━━━ Listed records ━━━

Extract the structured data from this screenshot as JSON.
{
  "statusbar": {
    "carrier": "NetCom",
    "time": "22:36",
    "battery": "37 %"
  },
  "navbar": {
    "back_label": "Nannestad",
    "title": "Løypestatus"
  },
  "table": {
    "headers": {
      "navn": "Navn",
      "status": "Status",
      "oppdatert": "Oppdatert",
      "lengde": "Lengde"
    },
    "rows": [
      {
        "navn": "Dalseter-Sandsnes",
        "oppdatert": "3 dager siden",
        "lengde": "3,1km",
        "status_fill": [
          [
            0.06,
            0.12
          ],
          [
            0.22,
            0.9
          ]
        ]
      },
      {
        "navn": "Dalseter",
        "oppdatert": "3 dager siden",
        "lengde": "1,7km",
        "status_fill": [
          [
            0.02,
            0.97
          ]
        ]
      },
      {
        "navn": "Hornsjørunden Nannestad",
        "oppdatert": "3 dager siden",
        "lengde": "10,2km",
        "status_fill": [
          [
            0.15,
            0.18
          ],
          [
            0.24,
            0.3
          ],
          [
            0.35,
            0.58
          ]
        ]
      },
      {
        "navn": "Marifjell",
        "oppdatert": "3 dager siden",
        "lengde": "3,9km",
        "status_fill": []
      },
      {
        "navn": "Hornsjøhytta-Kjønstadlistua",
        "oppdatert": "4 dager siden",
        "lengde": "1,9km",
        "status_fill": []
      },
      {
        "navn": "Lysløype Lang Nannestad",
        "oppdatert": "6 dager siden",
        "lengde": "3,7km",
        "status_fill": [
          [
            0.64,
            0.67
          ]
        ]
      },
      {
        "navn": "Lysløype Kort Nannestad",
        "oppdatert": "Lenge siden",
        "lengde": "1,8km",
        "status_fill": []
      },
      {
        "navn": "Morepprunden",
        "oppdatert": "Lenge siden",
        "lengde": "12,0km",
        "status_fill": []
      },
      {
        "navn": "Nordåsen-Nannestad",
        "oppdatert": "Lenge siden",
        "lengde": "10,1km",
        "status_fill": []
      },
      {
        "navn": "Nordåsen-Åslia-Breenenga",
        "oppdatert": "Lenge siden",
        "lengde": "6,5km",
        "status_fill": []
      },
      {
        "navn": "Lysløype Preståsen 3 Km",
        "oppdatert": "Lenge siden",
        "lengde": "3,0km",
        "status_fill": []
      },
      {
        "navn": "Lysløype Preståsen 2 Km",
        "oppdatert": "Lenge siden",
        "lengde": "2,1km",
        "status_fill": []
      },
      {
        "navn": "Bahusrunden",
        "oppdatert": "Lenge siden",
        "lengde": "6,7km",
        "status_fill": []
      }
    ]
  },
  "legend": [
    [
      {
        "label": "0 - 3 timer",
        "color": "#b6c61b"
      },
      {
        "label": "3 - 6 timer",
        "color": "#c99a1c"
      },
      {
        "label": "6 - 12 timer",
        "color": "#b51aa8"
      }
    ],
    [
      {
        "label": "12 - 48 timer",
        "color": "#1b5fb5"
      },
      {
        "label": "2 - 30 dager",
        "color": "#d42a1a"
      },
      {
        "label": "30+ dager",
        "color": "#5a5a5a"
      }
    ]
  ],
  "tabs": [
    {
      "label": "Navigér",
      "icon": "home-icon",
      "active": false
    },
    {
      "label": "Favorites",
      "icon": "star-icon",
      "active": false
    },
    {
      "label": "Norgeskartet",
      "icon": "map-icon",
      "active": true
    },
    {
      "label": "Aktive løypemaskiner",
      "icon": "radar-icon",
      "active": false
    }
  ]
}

━━━

_Stated exercise_: Return the whole listing exactly.

_The answer_:
Extract the structured data from this screenshot as JSON.
{
  "statusbar": {
    "carrier": "NetCom",
    "time": "22:36",
    "battery": "37 %"
  },
  "navbar": {
    "back_label": "Nannestad",
    "title": "Løypestatus"
  },
  "table": {
    "headers": {
      "navn": "Navn",
      "status": "Status",
      "oppdatert": "Oppdatert",
      "lengde": "Lengde"
    },
    "rows": [
      {
        "navn": "Dalseter-Sandsnes",
        "oppdatert": "3 dager siden",
        "lengde": "3,1km",
        "status_fill": [
          [
            0.06,
            0.12
          ],
          [
            0.22,
            0.9
          ]
        ]
      },
      {
        "navn": "Dalseter",
        "oppdatert": "3 dager siden",
        "lengde": "1,7km",
        "status_fill": [
          [
            0.02,
            0.97
          ]
        ]
      },
      {
        "navn": "Hornsjørunden Nannestad",
        "oppdatert": "3 dager siden",
        "lengde": "10,2km",
        "status_fill": [
          [
            0.15,
            0.18
          ],
          [
            0.24,
            0.3
          ],
          [
            0.35,
            0.58
          ]
        ]
      },
      {
        "navn": "Marifjell",
        "oppdatert": "3 dager siden",
        "lengde": "3,9km",
        "status_fill": []
      },
      {
        "navn": "Hornsjøhytta-Kjønstadlistua",
        "oppdatert": "4 dager siden",
        "lengde": "1,9km",
        "status_fill": []
      },
      {
        "navn": "Lysløype Lang Nannestad",
        "oppdatert": "6 dager siden",
        "lengde": "3,7km",
        "status_fill": [
          [
            0.64,
            0.67
          ]
        ]
      },
      {
        "navn": "Lysløype Kort Nannestad",
        "oppdatert": "Lenge siden",
        "lengde": "1,8km",
        "status_fill": []
      },
      {
        "navn": "Morepprunden",
        "oppdatert": "Lenge siden",
        "lengde": "12,0km",
        "status_fill": []
      },
      {
        "navn": "Nordåsen-Nannestad",
        "oppdatert": "Lenge siden",
        "lengde": "10,1km",
        "status_fill": []
      },
      {
        "navn": "Nordåsen-Åslia-Breenenga",
        "oppdatert": "Lenge siden",
        "lengde": "6,5km",
        "status_fill": []
      },
      {
        "navn": "Lysløype Preståsen 3 Km",
        "oppdatert": "Lenge siden",
        "lengde": "3,0km",
        "status_fill": []
      },
      {
        "navn": "Lysløype Preståsen 2 Km",
        "oppdatert": "Lenge siden",
        "lengde": "2,1km",
        "status_fill": []
      },
      {
        "navn": "Bahusrunden",
        "oppdatert": "Lenge siden",
        "lengde": "6,7km",
        "status_fill": []
      }
    ]
  },
  "legend": [
    [
      {
        "label": "0 - 3 timer",
        "color": "#b6c61b"
      },
      {
        "label": "3 - 6 timer",
        "color": "#c99a1c"
      },
      {
        "label": "6 - 12 timer",
        "color": "#b51aa8"
      }
    ],
    [
      {
        "label": "12 - 48 timer",
        "color": "#1b5fb5"
      },
      {
        "label": "2 - 30 dager",
        "color": "#d42a1a"
      },
      {
        "label": "30+ dager",
        "color": "#5a5a5a"
      }
    ]
  ],
  "tabs": [
    {
      "label": "Navigér",
      "icon": "home-icon",
      "active": false
    },
    {
      "label": "Favorites",
      "icon": "star-icon",
      "active": false
    },
    {
      "label": "Norgeskartet",
      "icon": "map-icon",
      "active": true
    },
    {
      "label": "Aktive løypemaskiner",
      "icon": "radar-icon",
      "active": false
    }
  ]
}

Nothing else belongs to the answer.